• [EXERCISE AIM] Check every line of the entries that follow, and copy the ones containing "Ижевск".

# INPUT start

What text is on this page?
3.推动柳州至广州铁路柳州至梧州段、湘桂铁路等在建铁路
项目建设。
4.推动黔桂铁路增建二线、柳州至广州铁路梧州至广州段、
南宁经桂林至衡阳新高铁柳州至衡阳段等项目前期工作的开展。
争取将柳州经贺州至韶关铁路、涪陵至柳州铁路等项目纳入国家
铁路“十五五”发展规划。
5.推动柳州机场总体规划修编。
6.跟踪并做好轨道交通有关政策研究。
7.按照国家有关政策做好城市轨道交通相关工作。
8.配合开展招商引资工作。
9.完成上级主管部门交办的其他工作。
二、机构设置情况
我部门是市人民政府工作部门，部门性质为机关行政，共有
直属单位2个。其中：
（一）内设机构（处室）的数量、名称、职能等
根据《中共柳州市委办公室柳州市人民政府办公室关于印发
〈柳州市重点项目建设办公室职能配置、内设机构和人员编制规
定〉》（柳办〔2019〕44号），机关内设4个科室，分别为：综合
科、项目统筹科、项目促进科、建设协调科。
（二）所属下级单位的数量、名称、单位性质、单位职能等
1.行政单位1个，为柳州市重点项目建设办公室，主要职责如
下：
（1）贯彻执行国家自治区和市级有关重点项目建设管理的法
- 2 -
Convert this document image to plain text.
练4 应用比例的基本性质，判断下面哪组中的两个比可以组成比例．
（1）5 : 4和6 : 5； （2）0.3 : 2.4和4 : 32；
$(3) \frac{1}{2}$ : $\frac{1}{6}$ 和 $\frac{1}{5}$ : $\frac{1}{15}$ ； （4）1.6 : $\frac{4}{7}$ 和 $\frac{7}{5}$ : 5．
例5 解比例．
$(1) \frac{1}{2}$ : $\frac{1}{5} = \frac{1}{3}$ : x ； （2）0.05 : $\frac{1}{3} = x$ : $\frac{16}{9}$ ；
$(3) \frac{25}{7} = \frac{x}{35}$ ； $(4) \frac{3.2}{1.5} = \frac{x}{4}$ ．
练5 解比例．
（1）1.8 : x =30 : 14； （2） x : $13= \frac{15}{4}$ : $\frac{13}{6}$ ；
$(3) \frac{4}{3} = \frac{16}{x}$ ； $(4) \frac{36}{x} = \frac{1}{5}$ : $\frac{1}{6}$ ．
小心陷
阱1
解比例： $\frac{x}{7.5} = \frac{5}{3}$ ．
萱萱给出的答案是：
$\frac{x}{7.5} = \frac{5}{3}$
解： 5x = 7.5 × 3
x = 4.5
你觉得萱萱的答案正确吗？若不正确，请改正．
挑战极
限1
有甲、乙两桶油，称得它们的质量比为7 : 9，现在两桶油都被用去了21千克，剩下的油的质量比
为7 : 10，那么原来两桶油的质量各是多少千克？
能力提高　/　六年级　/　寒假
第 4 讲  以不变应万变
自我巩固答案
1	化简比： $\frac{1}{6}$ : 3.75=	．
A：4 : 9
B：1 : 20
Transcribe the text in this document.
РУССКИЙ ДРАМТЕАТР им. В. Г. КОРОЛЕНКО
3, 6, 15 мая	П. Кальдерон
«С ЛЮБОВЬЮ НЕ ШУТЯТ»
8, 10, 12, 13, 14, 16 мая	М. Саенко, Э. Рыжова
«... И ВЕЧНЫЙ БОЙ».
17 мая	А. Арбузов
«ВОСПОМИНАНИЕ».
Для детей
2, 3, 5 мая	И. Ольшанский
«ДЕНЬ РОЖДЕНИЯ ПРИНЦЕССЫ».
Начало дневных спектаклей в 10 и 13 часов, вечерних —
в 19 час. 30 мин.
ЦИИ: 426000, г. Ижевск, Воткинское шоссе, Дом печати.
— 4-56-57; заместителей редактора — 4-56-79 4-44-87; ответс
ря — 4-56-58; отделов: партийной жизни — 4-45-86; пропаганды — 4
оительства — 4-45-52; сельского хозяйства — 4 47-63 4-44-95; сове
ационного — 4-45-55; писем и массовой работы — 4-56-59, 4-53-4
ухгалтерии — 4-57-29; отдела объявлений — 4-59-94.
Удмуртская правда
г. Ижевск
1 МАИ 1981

# INPUT end

• [RESPONSE]
ЦИИ: 426000, г. Ижевск, Воткинское шоссе, Дом печати.
г. Ижевск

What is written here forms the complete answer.